Excerpt provided:
____

Applicants submit that their request for an order is appropriate in the public interest. Applicants state that such an order would promote competitiveness in the variable annuity market by eliminating the need to file redundant exemptive applications, thereby reducing administrative expenses and maximizing the efficient use of Applicants' resources. Applicants argue that investors would not receive any benefit or additional protection by requiring Applicants to repeatedly seek exemptive relief that would present no issue under the 1940 Act that has not already been addressed in their application described herein. Applicants submit that having them file additional applications would impair their ability effectively to take advantage of business opportunities as they arise. Further, Applicants state that if they were required repeatedly to seek exemptive relief with respect to the same issues addressed in the application described herein, investors would not receive any benefit or additional protection thereby.
Applicants submit, based on the grounds summarized above, that their exemptive request meets the standards set out in section 6(c) of the 1940 Act, namely, that the exemptions requested are necessary or appropriate in the public interest and consistent with the protection of investors and the purposes fairly intended by the policy and provisions of the 1940 Act, and that, therefore, the Commission should grant the requested order.Start Signature
For the Commission, by the Division of Investment Management, pursuant to delegated authority.

____

Excerpted data:

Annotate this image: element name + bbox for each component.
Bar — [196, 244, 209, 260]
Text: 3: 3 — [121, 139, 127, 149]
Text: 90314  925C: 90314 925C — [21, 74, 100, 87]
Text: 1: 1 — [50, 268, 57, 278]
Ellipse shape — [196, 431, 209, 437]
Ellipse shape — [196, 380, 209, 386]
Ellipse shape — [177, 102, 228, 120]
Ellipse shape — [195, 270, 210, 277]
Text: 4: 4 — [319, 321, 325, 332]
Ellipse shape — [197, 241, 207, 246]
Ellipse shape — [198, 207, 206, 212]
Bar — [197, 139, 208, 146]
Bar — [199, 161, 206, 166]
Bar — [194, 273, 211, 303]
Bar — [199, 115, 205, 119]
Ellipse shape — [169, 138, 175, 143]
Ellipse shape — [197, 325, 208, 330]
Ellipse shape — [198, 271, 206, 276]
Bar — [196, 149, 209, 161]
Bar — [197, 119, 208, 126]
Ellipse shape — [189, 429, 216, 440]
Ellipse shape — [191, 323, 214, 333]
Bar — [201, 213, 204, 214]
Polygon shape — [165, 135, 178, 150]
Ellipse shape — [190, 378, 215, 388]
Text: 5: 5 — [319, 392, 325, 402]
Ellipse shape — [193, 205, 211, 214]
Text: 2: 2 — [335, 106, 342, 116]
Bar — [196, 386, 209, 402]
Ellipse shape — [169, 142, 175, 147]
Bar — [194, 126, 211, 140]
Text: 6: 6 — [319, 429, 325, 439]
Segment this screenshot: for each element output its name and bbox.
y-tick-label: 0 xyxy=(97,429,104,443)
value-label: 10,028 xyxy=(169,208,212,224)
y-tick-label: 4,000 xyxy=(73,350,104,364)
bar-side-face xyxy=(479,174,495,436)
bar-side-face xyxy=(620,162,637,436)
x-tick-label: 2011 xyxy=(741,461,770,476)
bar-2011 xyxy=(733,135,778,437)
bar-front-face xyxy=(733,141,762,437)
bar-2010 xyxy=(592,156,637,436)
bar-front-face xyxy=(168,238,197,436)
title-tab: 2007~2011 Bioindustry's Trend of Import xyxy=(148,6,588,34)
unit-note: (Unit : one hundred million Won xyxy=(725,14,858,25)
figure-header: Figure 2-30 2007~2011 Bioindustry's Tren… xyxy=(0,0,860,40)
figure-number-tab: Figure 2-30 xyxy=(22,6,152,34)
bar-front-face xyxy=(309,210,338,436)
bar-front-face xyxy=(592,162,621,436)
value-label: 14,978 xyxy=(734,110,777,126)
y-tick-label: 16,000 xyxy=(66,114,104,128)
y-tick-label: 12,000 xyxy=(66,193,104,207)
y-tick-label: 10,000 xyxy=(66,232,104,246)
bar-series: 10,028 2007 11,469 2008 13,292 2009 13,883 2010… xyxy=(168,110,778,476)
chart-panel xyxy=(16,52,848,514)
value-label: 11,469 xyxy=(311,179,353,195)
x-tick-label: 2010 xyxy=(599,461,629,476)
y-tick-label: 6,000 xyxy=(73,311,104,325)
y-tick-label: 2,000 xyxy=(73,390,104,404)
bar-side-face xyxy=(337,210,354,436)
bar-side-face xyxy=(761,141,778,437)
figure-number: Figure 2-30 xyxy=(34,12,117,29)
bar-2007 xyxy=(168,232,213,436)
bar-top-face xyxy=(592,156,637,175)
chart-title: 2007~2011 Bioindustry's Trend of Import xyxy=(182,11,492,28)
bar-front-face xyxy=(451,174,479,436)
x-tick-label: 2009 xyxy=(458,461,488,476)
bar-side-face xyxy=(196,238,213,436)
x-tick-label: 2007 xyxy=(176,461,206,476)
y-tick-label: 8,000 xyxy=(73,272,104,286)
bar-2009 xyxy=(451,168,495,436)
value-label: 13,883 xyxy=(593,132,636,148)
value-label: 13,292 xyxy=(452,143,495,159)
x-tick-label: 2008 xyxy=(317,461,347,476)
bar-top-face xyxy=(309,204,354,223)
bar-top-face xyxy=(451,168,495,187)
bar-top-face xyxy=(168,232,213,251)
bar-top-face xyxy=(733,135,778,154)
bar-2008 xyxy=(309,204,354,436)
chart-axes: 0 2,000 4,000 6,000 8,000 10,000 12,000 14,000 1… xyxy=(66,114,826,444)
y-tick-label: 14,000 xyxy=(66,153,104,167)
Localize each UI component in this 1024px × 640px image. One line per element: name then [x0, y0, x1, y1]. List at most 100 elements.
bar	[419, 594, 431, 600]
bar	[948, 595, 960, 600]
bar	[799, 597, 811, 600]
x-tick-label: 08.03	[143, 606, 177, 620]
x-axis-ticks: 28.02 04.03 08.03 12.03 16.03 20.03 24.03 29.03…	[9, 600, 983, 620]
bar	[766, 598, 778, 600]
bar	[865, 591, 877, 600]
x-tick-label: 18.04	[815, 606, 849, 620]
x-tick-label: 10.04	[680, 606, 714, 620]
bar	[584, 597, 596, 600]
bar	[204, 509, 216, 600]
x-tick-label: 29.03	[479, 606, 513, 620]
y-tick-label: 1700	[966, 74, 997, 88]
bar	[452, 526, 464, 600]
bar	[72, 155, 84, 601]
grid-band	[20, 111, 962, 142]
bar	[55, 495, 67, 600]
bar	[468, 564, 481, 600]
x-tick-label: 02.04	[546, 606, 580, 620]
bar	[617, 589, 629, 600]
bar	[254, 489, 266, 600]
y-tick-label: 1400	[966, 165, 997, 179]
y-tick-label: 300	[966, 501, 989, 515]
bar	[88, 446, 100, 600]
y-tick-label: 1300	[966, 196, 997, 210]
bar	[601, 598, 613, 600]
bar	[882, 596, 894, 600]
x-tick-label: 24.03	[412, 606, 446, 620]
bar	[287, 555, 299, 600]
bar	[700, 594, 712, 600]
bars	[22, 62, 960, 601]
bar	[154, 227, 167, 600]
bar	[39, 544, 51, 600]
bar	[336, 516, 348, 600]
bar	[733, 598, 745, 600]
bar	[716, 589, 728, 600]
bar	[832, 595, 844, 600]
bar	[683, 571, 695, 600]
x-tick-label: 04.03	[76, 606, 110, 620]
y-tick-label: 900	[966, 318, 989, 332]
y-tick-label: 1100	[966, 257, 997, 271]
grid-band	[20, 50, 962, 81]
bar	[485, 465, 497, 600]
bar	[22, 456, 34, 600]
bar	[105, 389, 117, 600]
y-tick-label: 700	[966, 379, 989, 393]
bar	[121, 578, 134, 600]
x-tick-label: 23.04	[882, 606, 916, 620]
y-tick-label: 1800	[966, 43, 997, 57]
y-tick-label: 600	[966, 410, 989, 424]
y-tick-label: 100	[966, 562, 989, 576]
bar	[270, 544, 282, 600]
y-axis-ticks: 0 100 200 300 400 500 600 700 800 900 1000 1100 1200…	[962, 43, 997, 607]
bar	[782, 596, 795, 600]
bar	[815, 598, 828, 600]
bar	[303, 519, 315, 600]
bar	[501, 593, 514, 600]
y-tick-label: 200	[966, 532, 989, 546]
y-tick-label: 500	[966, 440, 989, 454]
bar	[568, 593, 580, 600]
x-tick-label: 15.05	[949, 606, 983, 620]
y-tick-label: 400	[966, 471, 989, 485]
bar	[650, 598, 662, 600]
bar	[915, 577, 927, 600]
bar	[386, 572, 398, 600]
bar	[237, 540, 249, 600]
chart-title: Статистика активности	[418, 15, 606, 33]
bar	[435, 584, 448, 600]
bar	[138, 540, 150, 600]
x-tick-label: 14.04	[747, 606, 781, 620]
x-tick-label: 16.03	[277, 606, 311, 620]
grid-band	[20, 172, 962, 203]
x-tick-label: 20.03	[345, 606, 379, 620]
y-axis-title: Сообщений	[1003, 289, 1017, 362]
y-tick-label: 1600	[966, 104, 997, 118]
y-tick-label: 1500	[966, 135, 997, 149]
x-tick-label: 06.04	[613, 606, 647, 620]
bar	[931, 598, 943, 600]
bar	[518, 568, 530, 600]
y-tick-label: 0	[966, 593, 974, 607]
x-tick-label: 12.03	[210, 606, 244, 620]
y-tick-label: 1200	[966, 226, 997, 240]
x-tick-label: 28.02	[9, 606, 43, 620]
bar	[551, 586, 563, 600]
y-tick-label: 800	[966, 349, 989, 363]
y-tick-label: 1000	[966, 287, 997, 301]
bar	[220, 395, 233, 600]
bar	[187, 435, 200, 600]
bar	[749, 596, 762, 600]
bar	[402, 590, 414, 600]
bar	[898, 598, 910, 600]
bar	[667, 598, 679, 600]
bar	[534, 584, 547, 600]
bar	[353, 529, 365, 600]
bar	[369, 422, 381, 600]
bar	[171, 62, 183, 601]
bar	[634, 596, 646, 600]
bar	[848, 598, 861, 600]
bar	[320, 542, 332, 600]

____

Problem description: Please write out everything in the exemptive relief excerpt from "Applicants submit, based" down to "to delegated authority.".

Worked solution:
Applicants submit, based on the grounds summarized above, that their exemptive request meets the standards set out in section 6(c) of the 1940 Act, namely, that the exemptions requested are necessary or appropriate in the public interest and consistent with the protection of investors and the purposes fairly intended by the policy and provisions of the 1940 Act, and that, therefore, the Commission should grant the requested order.Start Signature
For the Commission, by the Division of Investment Management, pursuant to delegated authority.